• [Stated task]
Print the listing below in its entirety, character for character.

>> Begin Given data

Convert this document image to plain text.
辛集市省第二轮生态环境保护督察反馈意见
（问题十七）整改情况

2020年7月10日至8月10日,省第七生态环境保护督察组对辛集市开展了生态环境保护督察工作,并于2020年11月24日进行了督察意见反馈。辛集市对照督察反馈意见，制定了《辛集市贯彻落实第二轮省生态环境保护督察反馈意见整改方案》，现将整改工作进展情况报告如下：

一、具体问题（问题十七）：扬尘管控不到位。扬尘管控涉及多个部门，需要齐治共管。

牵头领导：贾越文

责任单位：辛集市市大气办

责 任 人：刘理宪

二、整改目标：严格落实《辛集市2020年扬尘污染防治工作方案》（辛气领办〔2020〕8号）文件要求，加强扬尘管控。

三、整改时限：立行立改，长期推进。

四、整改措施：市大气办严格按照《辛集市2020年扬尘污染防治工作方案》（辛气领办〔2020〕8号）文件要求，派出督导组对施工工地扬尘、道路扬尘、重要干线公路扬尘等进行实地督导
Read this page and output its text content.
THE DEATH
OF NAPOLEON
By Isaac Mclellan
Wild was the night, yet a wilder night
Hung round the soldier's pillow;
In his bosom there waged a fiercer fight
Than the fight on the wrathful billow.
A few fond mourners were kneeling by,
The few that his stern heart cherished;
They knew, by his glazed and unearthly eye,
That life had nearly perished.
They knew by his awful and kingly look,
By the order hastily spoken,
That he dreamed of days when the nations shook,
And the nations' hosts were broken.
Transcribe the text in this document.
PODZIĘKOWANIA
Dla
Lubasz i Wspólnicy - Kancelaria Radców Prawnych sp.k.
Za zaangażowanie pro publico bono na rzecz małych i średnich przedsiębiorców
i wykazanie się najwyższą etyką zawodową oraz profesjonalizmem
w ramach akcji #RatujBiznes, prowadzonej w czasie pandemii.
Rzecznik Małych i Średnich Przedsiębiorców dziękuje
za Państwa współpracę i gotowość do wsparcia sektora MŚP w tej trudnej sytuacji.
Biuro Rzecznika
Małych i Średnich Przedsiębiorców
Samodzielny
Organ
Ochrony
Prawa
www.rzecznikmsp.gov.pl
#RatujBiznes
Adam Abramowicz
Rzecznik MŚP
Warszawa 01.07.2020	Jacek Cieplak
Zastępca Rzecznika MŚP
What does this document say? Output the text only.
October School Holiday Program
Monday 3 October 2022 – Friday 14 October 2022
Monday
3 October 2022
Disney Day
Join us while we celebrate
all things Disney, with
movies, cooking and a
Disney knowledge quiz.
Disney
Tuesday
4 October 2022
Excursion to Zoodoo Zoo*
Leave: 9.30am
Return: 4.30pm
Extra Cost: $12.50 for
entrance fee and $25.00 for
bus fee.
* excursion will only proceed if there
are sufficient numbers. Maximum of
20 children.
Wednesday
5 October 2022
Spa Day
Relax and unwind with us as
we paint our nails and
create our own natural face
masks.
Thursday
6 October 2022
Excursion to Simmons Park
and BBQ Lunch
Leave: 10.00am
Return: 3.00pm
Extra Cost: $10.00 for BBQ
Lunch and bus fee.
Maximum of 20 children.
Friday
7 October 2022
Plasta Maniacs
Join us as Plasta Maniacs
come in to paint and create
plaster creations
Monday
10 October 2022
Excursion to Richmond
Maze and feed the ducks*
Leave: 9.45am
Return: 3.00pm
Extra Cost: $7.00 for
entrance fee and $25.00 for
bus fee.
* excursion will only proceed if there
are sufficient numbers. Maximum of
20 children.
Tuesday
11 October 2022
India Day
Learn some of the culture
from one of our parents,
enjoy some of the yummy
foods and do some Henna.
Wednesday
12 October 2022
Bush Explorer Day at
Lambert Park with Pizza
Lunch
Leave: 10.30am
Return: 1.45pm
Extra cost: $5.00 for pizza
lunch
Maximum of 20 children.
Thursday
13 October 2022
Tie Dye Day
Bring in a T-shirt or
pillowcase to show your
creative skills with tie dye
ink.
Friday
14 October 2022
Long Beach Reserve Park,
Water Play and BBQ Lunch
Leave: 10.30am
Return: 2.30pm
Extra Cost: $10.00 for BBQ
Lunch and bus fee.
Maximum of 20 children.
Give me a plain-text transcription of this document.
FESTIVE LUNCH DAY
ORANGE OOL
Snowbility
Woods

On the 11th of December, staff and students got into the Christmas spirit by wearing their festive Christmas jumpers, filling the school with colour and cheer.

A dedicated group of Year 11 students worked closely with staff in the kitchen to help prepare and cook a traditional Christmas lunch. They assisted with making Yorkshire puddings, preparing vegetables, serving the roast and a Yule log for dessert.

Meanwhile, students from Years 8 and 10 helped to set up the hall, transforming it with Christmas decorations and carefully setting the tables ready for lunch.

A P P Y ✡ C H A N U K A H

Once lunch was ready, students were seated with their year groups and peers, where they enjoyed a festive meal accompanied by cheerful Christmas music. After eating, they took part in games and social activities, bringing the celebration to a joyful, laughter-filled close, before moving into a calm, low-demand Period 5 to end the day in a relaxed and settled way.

>> End Given data

• [Solution to the problem]
Convert this document image to plain text.
辛集市省第二轮生态环境保护督察反馈意见
（问题十七）整改情况

2020年7月10日至8月10日,省第七生态环境保护督察组对辛集市开展了生态环境保护督察工作,并于2020年11月24日进行了督察意见反馈。辛集市对照督察反馈意见，制定了《辛集市贯彻落实第二轮省生态环境保护督察反馈意见整改方案》，现将整改工作进展情况报告如下：

一、具体问题（问题十七）：扬尘管控不到位。扬尘管控涉及多个部门，需要齐治共管。

牵头领导：贾越文

责任单位：辛集市市大气办

责 任 人：刘理宪

二、整改目标：严格落实《辛集市2020年扬尘污染防治工作方案》（辛气领办〔2020〕8号）文件要求，加强扬尘管控。

三、整改时限：立行立改，长期推进。

四、整改措施：市大气办严格按照《辛集市2020年扬尘污染防治工作方案》（辛气领办〔2020〕8号）文件要求，派出督导组对施工工地扬尘、道路扬尘、重要干线公路扬尘等进行实地督导
Read this page and output its text content.
THE DEATH
OF NAPOLEON
By Isaac Mclellan
Wild was the night, yet a wilder night
Hung round the soldier's pillow;
In his bosom there waged a fiercer fight
Than the fight on the wrathful billow.
A few fond mourners were kneeling by,
The few that his stern heart cherished;
They knew, by his glazed and unearthly eye,
That life had nearly perished.
They knew by his awful and kingly look,
By the order hastily spoken,
That he dreamed of days when the nations shook,
And the nations' hosts were broken.
Transcribe the text in this document.
PODZIĘKOWANIA
Dla
Lubasz i Wspólnicy - Kancelaria Radców Prawnych sp.k.
Za zaangażowanie pro publico bono na rzecz małych i średnich przedsiębiorców
i wykazanie się najwyższą etyką zawodową oraz profesjonalizmem
w ramach akcji #RatujBiznes, prowadzonej w czasie pandemii.
Rzecznik Małych i Średnich Przedsiębiorców dziękuje
za Państwa współpracę i gotowość do wsparcia sektora MŚP w tej trudnej sytuacji.
Biuro Rzecznika
Małych i Średnich Przedsiębiorców
Samodzielny
Organ
Ochrony
Prawa
www.rzecznikmsp.gov.pl
#RatujBiznes
Adam Abramowicz
Rzecznik MŚP
Warszawa 01.07.2020	Jacek Cieplak
Zastępca Rzecznika MŚP
What does this document say? Output the text only.
October School Holiday Program
Monday 3 October 2022 – Friday 14 October 2022
Monday
3 October 2022
Disney Day
Join us while we celebrate
all things Disney, with
movies, cooking and a
Disney knowledge quiz.
Disney
Tuesday
4 October 2022
Excursion to Zoodoo Zoo*
Leave: 9.30am
Return: 4.30pm
Extra Cost: $12.50 for
entrance fee and $25.00 for
bus fee.
* excursion will only proceed if there
are sufficient numbers. Maximum of
20 children.
Wednesday
5 October 2022
Spa Day
Relax and unwind with us as
we paint our nails and
create our own natural face
masks.
Thursday
6 October 2022
Excursion to Simmons Park
and BBQ Lunch
Leave: 10.00am
Return: 3.00pm
Extra Cost: $10.00 for BBQ
Lunch and bus fee.
Maximum of 20 children.
Friday
7 October 2022
Plasta Maniacs
Join us as Plasta Maniacs
come in to paint and create
plaster creations
Monday
10 October 2022
Excursion to Richmond
Maze and feed the ducks*
Leave: 9.45am
Return: 3.00pm
Extra Cost: $7.00 for
entrance fee and $25.00 for
bus fee.
* excursion will only proceed if there
are sufficient numbers. Maximum of
20 children.
Tuesday
11 October 2022
India Day
Learn some of the culture
from one of our parents,
enjoy some of the yummy
foods and do some Henna.
Wednesday
12 October 2022
Bush Explorer Day at
Lambert Park with Pizza
Lunch
Leave: 10.30am
Return: 1.45pm
Extra cost: $5.00 for pizza
lunch
Maximum of 20 children.
Thursday
13 October 2022
Tie Dye Day
Bring in a T-shirt or
pillowcase to show your
creative skills with tie dye
ink.
Friday
14 October 2022
Long Beach Reserve Park,
Water Play and BBQ Lunch
Leave: 10.30am
Return: 2.30pm
Extra Cost: $10.00 for BBQ
Lunch and bus fee.
Maximum of 20 children.
Give me a plain-text transcription of this document.
FESTIVE LUNCH DAY
ORANGE OOL
Snowbility
Woods

On the 11th of December, staff and students got into the Christmas spirit by wearing their festive Christmas jumpers, filling the school with colour and cheer.

A dedicated group of Year 11 students worked closely with staff in the kitchen to help prepare and cook a traditional Christmas lunch. They assisted with making Yorkshire puddings, preparing vegetables, serving the roast and a Yule log for dessert.

Meanwhile, students from Years 8 and 10 helped to set up the hall, transforming it with Christmas decorations and carefully setting the tables ready for lunch.

A P P Y ✡ C H A N U K A H

Once lunch was ready, students were seated with their year groups and peers, where they enjoyed a festive meal accompanied by cheerful Christmas music. After eating, they took part in games and social activities, bringing the celebration to a joyful, laughter-filled close, before moving into a calm, low-demand Period 5 to end the day in a relaxed and settled way.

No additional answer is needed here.